Every line of the data must be copied exactly.

[A block of data]
— begin —
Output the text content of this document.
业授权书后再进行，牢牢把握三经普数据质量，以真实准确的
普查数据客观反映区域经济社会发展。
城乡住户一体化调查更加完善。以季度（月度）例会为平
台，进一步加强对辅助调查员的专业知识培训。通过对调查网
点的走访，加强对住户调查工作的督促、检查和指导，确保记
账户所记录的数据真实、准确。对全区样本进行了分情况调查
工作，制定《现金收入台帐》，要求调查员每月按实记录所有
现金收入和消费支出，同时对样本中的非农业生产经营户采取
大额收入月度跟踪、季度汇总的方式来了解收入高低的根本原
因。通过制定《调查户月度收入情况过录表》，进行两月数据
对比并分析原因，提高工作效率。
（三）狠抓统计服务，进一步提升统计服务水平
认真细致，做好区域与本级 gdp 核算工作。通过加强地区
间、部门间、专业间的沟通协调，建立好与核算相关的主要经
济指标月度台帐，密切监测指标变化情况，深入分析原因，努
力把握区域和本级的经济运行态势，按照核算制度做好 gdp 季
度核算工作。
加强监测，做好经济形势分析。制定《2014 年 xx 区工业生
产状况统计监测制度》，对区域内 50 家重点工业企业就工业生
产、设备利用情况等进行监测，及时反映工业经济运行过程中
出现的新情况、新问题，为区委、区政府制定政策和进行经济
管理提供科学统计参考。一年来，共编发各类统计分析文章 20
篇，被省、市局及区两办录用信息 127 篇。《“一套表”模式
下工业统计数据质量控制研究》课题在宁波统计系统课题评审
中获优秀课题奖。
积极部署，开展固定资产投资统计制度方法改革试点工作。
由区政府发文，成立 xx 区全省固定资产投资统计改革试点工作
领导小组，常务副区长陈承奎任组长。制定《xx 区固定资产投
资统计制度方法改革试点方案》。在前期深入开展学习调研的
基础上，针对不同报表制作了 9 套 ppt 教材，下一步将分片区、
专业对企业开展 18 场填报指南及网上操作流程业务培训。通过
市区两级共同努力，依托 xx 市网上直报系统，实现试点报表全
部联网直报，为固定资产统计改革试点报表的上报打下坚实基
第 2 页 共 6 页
— end —
Result below -
Output the text content of this document.
业授权书后再进行，牢牢把握三经普数据质量，以真实准确的
普查数据客观反映区域经济社会发展。
城乡住户一体化调查更加完善。以季度（月度）例会为平
台，进一步加强对辅助调查员的专业知识培训。通过对调查网
点的走访，加强对住户调查工作的督促、检查和指导，确保记
账户所记录的数据真实、准确。对全区样本进行了分情况调查
工作，制定《现金收入台帐》，要求调查员每月按实记录所有
现金收入和消费支出，同时对样本中的非农业生产经营户采取
大额收入月度跟踪、季度汇总的方式来了解收入高低的根本原
因。通过制定《调查户月度收入情况过录表》，进行两月数据
对比并分析原因，提高工作效率。
（三）狠抓统计服务，进一步提升统计服务水平
认真细致，做好区域与本级 gdp 核算工作。通过加强地区
间、部门间、专业间的沟通协调，建立好与核算相关的主要经
济指标月度台帐，密切监测指标变化情况，深入分析原因，努
力把握区域和本级的经济运行态势，按照核算制度做好 gdp 季
度核算工作。
加强监测，做好经济形势分析。制定《2014 年 xx 区工业生
产状况统计监测制度》，对区域内 50 家重点工业企业就工业生
产、设备利用情况等进行监测，及时反映工业经济运行过程中
出现的新情况、新问题，为区委、区政府制定政策和进行经济
管理提供科学统计参考。一年来，共编发各类统计分析文章 20
篇，被省、市局及区两办录用信息 127 篇。《“一套表”模式
下工业统计数据质量控制研究》课题在宁波统计系统课题评审
中获优秀课题奖。
积极部署，开展固定资产投资统计制度方法改革试点工作。
由区政府发文，成立 xx 区全省固定资产投资统计改革试点工作
领导小组，常务副区长陈承奎任组长。制定《xx 区固定资产投
资统计制度方法改革试点方案》。在前期深入开展学习调研的
基础上，针对不同报表制作了 9 套 ppt 教材，下一步将分片区、
专业对企业开展 18 场填报指南及网上操作流程业务培训。通过
市区两级共同努力，依托 xx 市网上直报系统，实现试点报表全
部联网直报，为固定资产统计改革试点报表的上报打下坚实基
第 2 页 共 6 页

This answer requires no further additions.